[START OF DATASET RECORDS]
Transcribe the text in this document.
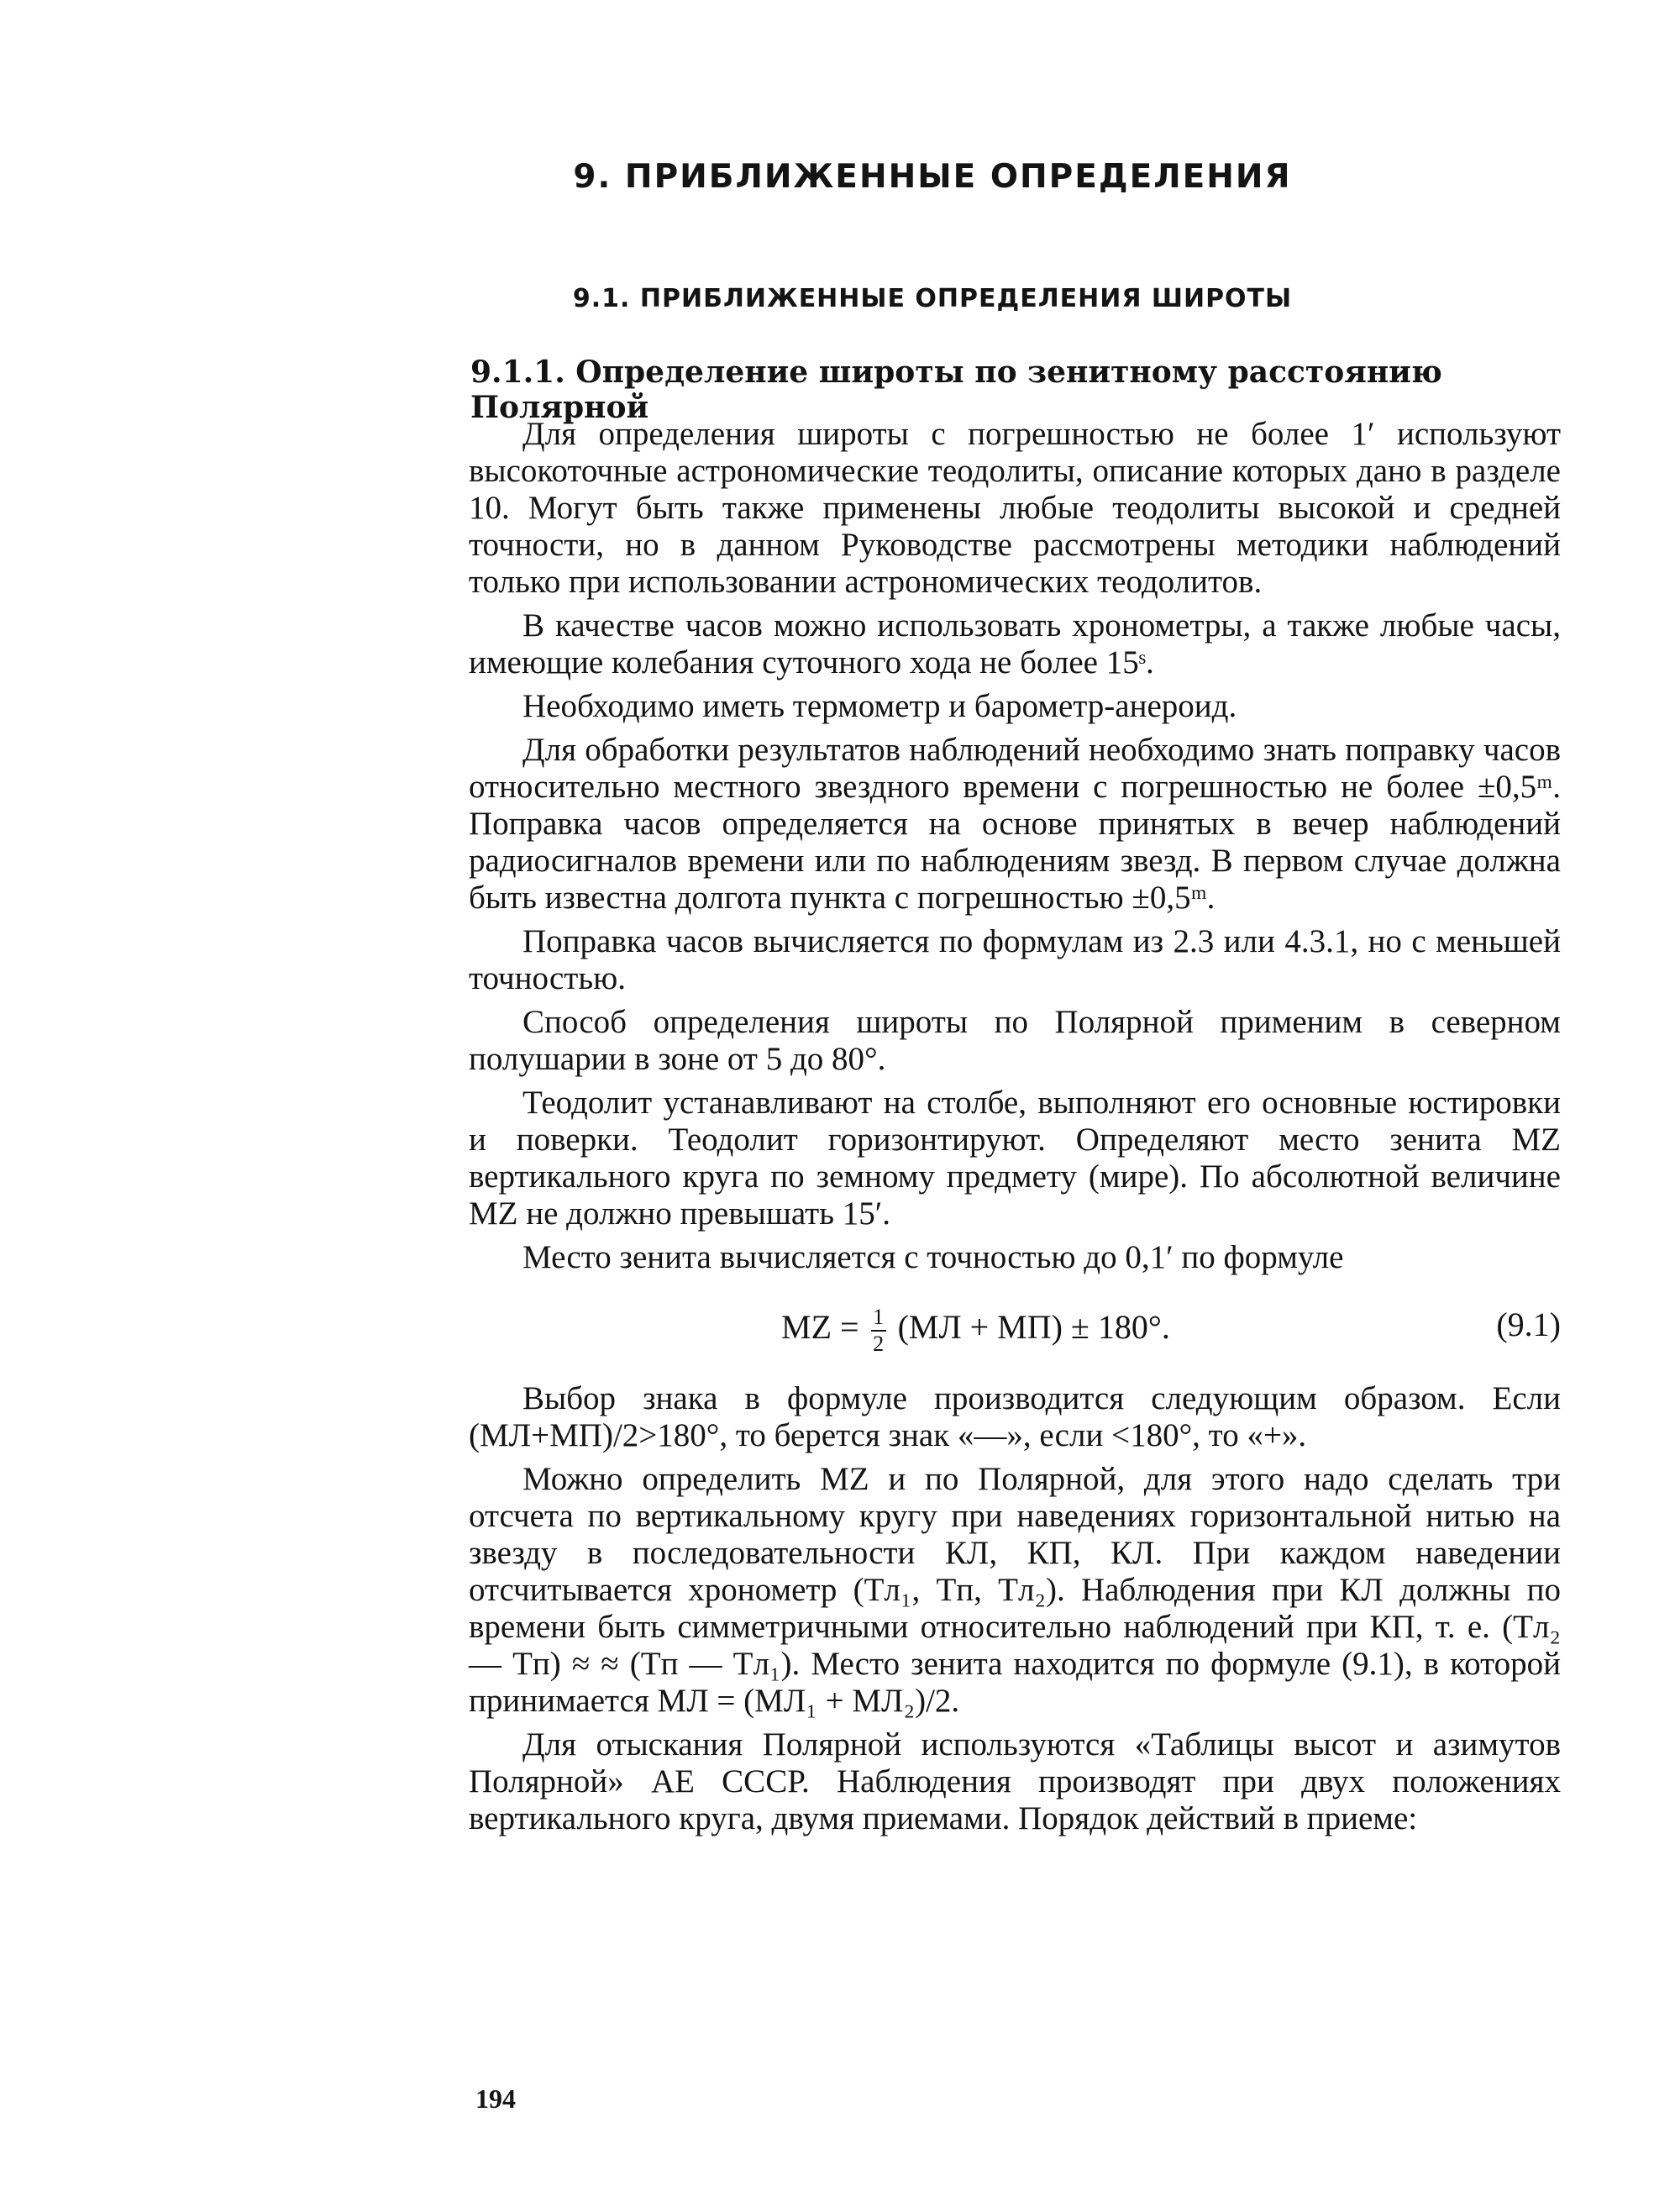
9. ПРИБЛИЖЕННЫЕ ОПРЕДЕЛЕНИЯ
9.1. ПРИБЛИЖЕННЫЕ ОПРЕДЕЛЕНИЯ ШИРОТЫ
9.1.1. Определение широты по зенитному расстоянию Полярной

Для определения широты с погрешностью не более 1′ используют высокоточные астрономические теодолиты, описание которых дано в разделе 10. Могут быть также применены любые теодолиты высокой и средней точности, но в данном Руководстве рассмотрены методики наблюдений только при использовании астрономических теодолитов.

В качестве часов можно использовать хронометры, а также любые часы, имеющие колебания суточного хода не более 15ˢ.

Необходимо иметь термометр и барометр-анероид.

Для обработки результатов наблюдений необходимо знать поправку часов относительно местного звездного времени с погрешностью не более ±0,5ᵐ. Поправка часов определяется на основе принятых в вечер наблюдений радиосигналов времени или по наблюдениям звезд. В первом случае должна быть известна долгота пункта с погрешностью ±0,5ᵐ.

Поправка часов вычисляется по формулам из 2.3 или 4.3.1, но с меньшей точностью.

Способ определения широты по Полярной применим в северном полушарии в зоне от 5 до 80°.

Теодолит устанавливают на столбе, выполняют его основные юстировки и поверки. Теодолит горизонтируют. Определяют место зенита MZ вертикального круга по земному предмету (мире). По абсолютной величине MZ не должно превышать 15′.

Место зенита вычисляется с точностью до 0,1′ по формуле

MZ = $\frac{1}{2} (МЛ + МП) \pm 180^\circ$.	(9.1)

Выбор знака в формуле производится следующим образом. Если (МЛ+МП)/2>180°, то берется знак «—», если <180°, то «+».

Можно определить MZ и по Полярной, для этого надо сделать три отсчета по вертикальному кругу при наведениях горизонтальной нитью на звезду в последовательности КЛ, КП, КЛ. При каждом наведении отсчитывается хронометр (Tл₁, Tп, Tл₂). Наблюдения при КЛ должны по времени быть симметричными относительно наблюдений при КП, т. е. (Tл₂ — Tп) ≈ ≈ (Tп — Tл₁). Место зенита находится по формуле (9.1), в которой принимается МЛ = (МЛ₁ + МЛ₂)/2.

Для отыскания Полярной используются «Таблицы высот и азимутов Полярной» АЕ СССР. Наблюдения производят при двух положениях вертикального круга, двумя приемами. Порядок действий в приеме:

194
[END OF DATASET RECORDS]
[START OF DATASET RECORDS]
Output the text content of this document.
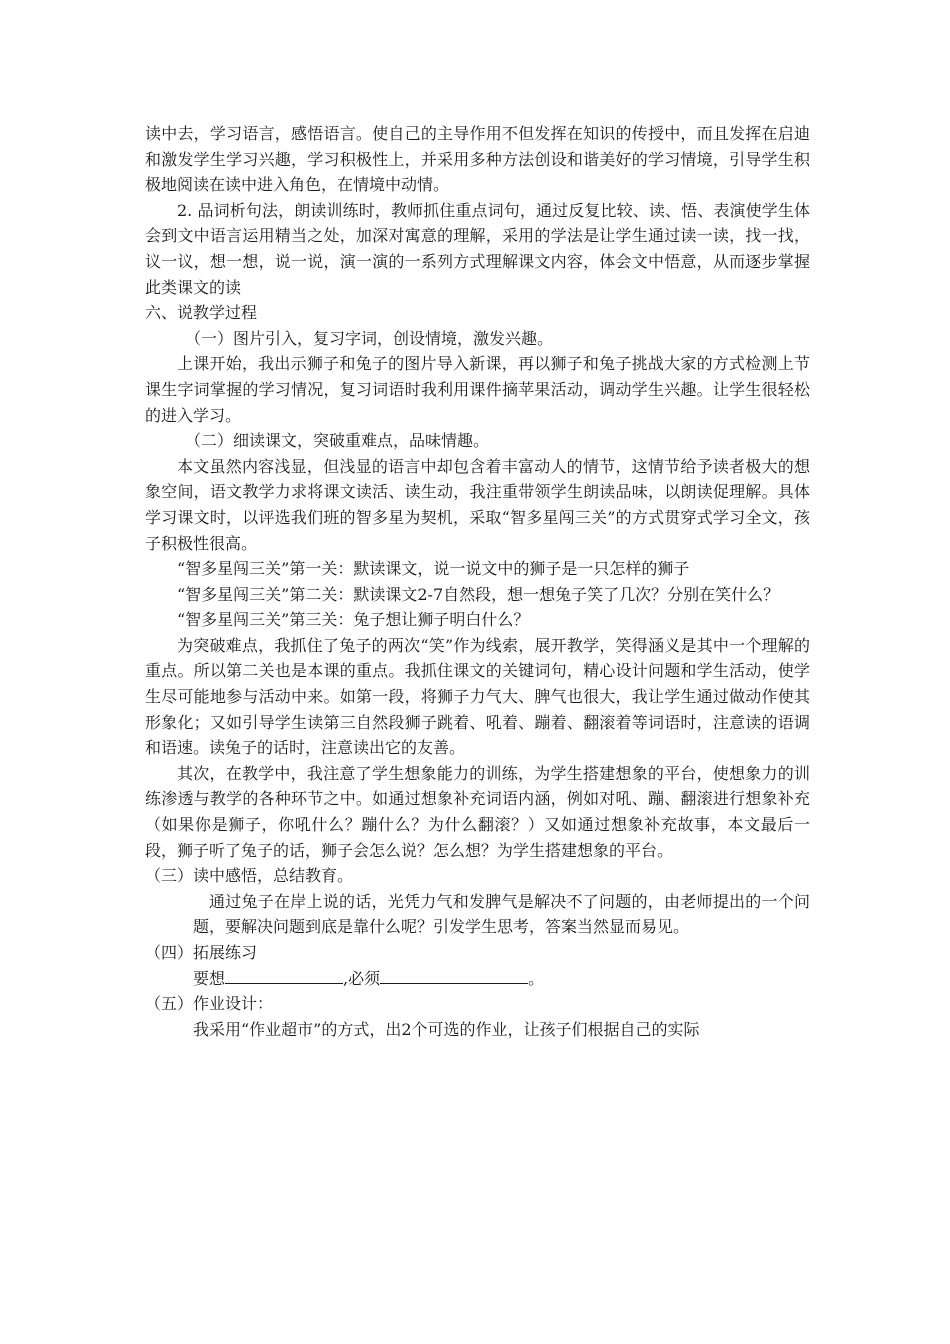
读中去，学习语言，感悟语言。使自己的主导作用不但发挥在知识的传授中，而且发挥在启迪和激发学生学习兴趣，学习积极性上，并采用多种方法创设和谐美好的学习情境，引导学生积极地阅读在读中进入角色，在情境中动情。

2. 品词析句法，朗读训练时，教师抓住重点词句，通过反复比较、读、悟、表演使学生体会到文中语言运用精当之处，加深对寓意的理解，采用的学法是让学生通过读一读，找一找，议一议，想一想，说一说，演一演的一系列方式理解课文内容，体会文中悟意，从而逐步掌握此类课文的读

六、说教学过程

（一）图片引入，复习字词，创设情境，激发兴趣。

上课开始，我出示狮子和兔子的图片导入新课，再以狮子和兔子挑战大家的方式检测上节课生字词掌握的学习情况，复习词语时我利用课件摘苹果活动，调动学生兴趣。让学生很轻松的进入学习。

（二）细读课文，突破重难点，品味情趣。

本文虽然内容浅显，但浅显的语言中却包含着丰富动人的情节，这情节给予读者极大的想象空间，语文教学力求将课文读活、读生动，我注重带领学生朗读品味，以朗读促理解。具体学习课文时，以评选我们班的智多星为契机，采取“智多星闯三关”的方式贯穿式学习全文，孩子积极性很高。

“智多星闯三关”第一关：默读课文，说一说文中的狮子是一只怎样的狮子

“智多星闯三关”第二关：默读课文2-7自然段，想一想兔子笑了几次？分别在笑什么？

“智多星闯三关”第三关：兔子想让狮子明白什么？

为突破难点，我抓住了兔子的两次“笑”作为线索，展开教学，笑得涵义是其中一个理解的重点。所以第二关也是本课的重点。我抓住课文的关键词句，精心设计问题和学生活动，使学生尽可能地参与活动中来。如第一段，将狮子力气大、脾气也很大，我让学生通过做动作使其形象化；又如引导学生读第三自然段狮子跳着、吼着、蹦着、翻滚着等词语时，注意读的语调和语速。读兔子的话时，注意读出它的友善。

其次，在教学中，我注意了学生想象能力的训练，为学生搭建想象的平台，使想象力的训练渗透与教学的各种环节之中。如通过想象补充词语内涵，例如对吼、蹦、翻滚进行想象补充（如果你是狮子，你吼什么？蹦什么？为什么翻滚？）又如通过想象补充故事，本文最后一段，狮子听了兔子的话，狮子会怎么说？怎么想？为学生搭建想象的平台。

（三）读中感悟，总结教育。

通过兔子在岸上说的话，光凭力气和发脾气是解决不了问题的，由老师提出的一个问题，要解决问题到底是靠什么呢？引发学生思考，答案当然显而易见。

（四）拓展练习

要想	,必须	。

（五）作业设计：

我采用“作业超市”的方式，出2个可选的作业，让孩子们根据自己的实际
[END OF DATASET RECORDS]
■ WRITTEN TASK ■
Gather each line holding the string "погрешностью".

■ EXERCISE RESPONSE ■
Для определения широты с погрешностью не более 1′ используют высокоточные астрономические теодолиты, описание которых дано в разделе 10. Могут быть также применены любые теодолиты высокой и средней точности, но в данном Руководстве рассмотрены методики наблюдений только при использовании астрономических теодолитов.
Для обработки результатов наблюдений необходимо знать поправку часов относительно местного звездного времени с погрешностью не более ±0,5ᵐ. Поправка часов определяется на основе принятых в вечер наблюдений радиосигналов времени или по наблюдениям звезд. В первом случае должна быть известна долгота пункта с погрешностью ±0,5ᵐ.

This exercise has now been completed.